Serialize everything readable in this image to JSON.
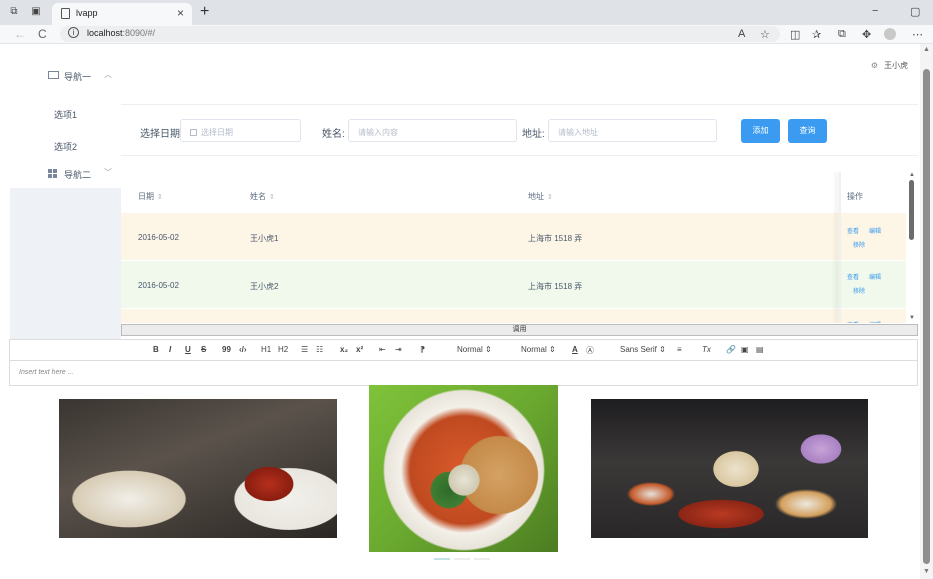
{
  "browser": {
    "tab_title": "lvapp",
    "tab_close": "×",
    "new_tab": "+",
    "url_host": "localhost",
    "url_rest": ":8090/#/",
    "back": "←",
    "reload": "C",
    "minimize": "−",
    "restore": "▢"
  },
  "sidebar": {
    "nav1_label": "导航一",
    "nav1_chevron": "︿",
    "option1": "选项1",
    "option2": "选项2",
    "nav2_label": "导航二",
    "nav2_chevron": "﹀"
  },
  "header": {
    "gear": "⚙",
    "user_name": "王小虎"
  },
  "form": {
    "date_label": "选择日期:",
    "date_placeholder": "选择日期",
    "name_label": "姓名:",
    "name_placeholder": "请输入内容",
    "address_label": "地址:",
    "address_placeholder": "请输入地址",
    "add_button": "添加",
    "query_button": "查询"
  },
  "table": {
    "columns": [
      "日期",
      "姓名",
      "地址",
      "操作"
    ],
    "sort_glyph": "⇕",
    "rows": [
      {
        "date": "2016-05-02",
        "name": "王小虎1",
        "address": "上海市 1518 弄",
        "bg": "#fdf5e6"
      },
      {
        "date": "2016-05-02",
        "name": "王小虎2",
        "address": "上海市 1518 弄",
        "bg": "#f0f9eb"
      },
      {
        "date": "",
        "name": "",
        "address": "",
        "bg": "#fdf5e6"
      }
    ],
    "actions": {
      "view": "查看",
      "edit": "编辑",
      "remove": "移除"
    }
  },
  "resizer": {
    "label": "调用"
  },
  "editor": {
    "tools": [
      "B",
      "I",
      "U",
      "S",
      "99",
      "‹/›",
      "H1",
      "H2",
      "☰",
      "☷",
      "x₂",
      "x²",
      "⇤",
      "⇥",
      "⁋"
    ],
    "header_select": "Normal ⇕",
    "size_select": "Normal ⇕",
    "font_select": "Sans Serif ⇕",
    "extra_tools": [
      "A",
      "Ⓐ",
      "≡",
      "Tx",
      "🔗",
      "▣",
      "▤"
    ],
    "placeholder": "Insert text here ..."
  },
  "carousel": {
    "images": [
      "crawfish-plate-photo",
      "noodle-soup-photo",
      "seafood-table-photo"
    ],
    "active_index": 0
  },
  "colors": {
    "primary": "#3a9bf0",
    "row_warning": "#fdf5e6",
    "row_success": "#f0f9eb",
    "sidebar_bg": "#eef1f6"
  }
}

Objective |
Write out each line of the data exactly; the images should be left out.

Solved exercise |
Serialize everything readable in this image to JSON.
{
  "browser": {
    "tab_title": "lvapp",
    "tab_close": "×",
    "new_tab": "+",
    "url_host": "localhost",
    "url_rest": ":8090/#/",
    "back": "←",
    "reload": "C",
    "minimize": "−",
    "restore": "▢"
  },
  "sidebar": {
    "nav1_label": "导航一",
    "nav1_chevron": "︿",
    "option1": "选项1",
    "option2": "选项2",
    "nav2_label": "导航二",
    "nav2_chevron": "﹀"
  },
  "header": {
    "gear": "⚙",
    "user_name": "王小虎"
  },
  "form": {
    "date_label": "选择日期:",
    "date_placeholder": "选择日期",
    "name_label": "姓名:",
    "name_placeholder": "请输入内容",
    "address_label": "地址:",
    "address_placeholder": "请输入地址",
    "add_button": "添加",
    "query_button": "查询"
  },
  "table": {
    "columns": [
      "日期",
      "姓名",
      "地址",
      "操作"
    ],
    "sort_glyph": "⇕",
    "rows": [
      {
        "date": "2016-05-02",
        "name": "王小虎1",
        "address": "上海市 1518 弄",
        "bg": "#fdf5e6"
      },
      {
        "date": "2016-05-02",
        "name": "王小虎2",
        "address": "上海市 1518 弄",
        "bg": "#f0f9eb"
      },
      {
        "date": "",
        "name": "",
        "address": "",
        "bg": "#fdf5e6"
      }
    ],
    "actions": {
      "view": "查看",
      "edit": "编辑",
      "remove": "移除"
    }
  },
  "resizer": {
    "label": "调用"
  },
  "editor": {
    "tools": [
      "B",
      "I",
      "U",
      "S",
      "99",
      "‹/›",
      "H1",
      "H2",
      "☰",
      "☷",
      "x₂",
      "x²",
      "⇤",
      "⇥",
      "⁋"
    ],
    "header_select": "Normal ⇕",
    "size_select": "Normal ⇕",
    "font_select": "Sans Serif ⇕",
    "extra_tools": [
      "A",
      "Ⓐ",
      "≡",
      "Tx",
      "🔗",
      "▣",
      "▤"
    ],
    "placeholder": "Insert text here ..."
  },
  "carousel": {
    "images": [
      "crawfish-plate-photo",
      "noodle-soup-photo",
      "seafood-table-photo"
    ],
    "active_index": 0
  },
  "colors": {
    "primary": "#3a9bf0",
    "row_warning": "#fdf5e6",
    "row_success": "#f0f9eb",
    "sidebar_bg": "#eef1f6"
  }
}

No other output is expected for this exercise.